Page excerpt.
====

Well. We won. I got a couple thousand dollars in pain and suffering that went towards my rent, the rest of the money was used for medical and legal bills.
When I met my boyfriend (now husband) 7 years ago we had a mutual good friend who lived in California. After about 2 years into our relationship, he moved back to our state and moved in with my boyfriend and my boyfriend’s mom. Everything was good until we decided to move into a place together. At first, we tried to get a place with all 3 of us but local rental agencies wouldn’t take us seriously at all due to our friend’s lack of hygiene, lack of job and bad attitude so we decided to get a place just my boyfriend and I. We told him our decision and my boyfriend’s mom offered to let him continue staying with her until he found his own place since she considered him family. Then it gets weird. I got a call a week later from my boyfriend that our friend is drunk at 1 pm on a weekday saying I’ve been bullying him behind his back. I go over and ask him what he’s talking about and he just cries and tells me it’s nothing I’ve said or done it’s just a “feeling” he has. He begged my boyfriend to dump me that day but nothing happened. Fast forward another few weeks and I get yet another call from my boyfriend that I need to go stay with his mom. My boyfriend and I had to take shifts sleeping over at his mom’s house because our friend would come home absolutely trashed and scream in the shower in the early AM about hurting her and how it was supposed to be a compliment. In the end, we had to lose one of our closest friends and I ended up the villain. He says if I wasn’t around none of that would’ve happened and I’m the b*tch who stole his best friend.
My new husband left a few months after we married without reason or notice. I was devastated but I kept my sh*t together for my daughter’s sake. A few months later he decided he made a huge mistake and wanted me to give him a second chance and I refused. I’m now reminded almost daily that I should be the better/bigger person and “do the right thing” and give it a second chance. Fun times.

====

Entries taken from a collection.
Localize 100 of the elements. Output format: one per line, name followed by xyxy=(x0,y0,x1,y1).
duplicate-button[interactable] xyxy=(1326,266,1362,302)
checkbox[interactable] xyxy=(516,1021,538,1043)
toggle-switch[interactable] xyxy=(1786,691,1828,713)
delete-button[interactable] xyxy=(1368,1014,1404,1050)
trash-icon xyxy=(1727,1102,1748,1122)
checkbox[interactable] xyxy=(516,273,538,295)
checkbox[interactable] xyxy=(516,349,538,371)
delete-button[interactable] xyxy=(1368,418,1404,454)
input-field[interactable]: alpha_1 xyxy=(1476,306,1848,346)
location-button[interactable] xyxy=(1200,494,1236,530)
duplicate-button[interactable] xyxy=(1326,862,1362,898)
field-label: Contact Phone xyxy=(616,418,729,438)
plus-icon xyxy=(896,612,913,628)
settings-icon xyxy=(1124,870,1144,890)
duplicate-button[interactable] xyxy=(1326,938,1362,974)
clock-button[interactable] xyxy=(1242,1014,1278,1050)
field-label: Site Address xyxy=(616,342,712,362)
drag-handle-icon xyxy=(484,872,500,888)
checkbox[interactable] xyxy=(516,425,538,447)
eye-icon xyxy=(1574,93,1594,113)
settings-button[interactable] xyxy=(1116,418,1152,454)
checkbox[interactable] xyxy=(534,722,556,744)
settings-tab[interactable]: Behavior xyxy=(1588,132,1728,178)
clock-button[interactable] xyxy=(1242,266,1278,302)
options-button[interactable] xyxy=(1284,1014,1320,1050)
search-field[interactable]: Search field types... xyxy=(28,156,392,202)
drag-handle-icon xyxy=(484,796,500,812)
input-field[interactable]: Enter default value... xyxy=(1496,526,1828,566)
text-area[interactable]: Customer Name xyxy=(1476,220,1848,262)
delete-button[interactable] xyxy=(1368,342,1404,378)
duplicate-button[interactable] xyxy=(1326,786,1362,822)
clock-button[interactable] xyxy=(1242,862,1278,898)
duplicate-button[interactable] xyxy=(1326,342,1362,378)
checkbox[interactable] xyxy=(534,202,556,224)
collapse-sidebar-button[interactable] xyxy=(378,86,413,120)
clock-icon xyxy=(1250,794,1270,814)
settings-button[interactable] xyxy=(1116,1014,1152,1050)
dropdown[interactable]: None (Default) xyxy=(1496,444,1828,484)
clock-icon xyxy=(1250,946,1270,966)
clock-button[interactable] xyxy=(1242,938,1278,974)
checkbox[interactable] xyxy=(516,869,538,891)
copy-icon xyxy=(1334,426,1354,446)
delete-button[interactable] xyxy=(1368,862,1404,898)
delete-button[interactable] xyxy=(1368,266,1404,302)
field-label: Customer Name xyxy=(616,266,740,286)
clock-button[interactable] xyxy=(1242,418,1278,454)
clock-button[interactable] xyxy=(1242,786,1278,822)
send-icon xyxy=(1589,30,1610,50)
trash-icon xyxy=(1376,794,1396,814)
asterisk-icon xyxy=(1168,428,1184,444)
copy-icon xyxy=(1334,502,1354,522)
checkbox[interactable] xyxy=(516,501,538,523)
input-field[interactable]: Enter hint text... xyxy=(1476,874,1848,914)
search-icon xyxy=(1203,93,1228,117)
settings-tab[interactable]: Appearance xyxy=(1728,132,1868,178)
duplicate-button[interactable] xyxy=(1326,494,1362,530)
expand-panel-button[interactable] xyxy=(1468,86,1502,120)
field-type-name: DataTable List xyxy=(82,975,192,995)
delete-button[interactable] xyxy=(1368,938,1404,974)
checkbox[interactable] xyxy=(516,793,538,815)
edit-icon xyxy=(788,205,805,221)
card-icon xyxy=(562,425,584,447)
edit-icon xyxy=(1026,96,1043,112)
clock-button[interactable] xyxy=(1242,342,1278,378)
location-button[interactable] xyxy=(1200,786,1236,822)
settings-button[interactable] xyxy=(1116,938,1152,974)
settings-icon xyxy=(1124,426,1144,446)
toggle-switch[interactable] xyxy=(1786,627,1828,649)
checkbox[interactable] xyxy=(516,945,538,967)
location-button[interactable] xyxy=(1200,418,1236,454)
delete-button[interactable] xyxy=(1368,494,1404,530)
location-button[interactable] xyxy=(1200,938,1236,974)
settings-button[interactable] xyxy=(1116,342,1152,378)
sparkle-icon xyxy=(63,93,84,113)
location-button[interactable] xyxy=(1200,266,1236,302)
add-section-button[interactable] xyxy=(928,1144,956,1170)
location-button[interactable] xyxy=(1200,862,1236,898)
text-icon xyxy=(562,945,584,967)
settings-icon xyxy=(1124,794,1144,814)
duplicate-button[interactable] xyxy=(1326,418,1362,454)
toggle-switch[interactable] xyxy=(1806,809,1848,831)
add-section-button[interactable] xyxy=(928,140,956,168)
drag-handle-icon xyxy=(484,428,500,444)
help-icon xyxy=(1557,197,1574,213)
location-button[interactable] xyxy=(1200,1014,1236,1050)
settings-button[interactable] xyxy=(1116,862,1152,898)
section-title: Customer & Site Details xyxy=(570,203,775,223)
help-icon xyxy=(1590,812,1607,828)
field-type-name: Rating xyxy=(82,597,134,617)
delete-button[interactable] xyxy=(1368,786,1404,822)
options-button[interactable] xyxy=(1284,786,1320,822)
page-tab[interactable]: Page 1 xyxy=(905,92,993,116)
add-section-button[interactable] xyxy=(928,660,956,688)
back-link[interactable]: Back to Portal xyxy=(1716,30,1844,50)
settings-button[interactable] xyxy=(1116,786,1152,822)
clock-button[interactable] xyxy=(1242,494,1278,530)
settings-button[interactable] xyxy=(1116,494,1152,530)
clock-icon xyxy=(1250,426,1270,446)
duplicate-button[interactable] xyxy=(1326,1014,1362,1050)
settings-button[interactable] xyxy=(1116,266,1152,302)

====

Tasks for this exercise.
- A) Answer these questions about the page excerpt:
(i) Apart from the pain and suffering money that went toward rent, what was the rest of the money used for?
(ii) How many years ago did the writer meet the boyfriend who is now a husband?
(iii) What did the husband who left a few months after the marriage later ask the writer to give him?
- B) Echo the page excerpt word for word from "Well. We won." to "and legal bills.".
The rows are separate material, apart from the page excerpt.

Answers provided.
- A)
(i) Medical and legal bills.
(ii) 7 years ago.
(iii) A second chance.

- B)
Well. We won. I got a couple thousand dollars in pain and suffering that went towards my rent, the rest of the money was used for medical and legal bills.